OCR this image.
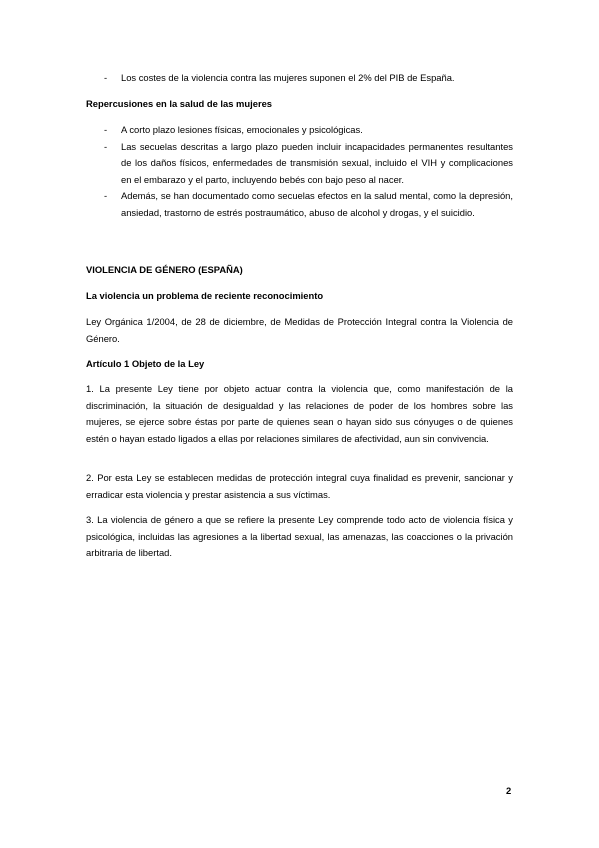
- Los costes de la violencia contra las mujeres suponen el 2% del PIB de España.

Repercusiones en la salud de las mujeres

- A corto plazo lesiones físicas, emocionales y psicológicas.
- Las secuelas descritas a largo plazo pueden incluir incapacidades permanentes resultantes de los daños físicos, enfermedades de transmisión sexual, incluido el VIH y complicaciones en el embarazo y el parto, incluyendo bebés con bajo peso al nacer.
- Además, se han documentado como secuelas efectos en la salud mental, como la depresión, ansiedad, trastorno de estrés postraumático, abuso de alcohol y drogas, y el suicidio.

VIOLENCIA DE GÉNERO (ESPAÑA)

La violencia un problema de reciente reconocimiento

Ley Orgánica 1/2004, de 28 de diciembre, de Medidas de Protección Integral contra la Violencia de Género.

Artículo 1 Objeto de la Ley

1. La presente Ley tiene por objeto actuar contra la violencia que, como manifestación de la discriminación, la situación de desigualdad y las relaciones de poder de los hombres sobre las mujeres, se ejerce sobre éstas por parte de quienes sean o hayan sido sus cónyuges o de quienes estén o hayan estado ligados a ellas por relaciones similares de afectividad, aun sin convivencia.

2. Por esta Ley se establecen medidas de protección integral cuya finalidad es prevenir, sancionar y erradicar esta violencia y prestar asistencia a sus víctimas.

3. La violencia de género a que se refiere la presente Ley comprende todo acto de violencia física y psicológica, incluidas las agresiones a la libertad sexual, las amenazas, las coacciones o la privación arbitraria de libertad.

2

-=-=-

Look through the data above. Copy every line with the string "secuelas" in it.

- Las secuelas descritas a largo plazo pueden incluir incapacidades permanentes resultantes de los daños físicos, enfermedades de transmisión sexual, incluido el VIH y complicaciones en el embarazo y el parto, incluyendo bebés con bajo peso al nacer.
- Además, se han documentado como secuelas efectos en la salud mental, como la depresión, ansiedad, trastorno de estrés postraumático, abuso de alcohol y drogas, y el suicidio.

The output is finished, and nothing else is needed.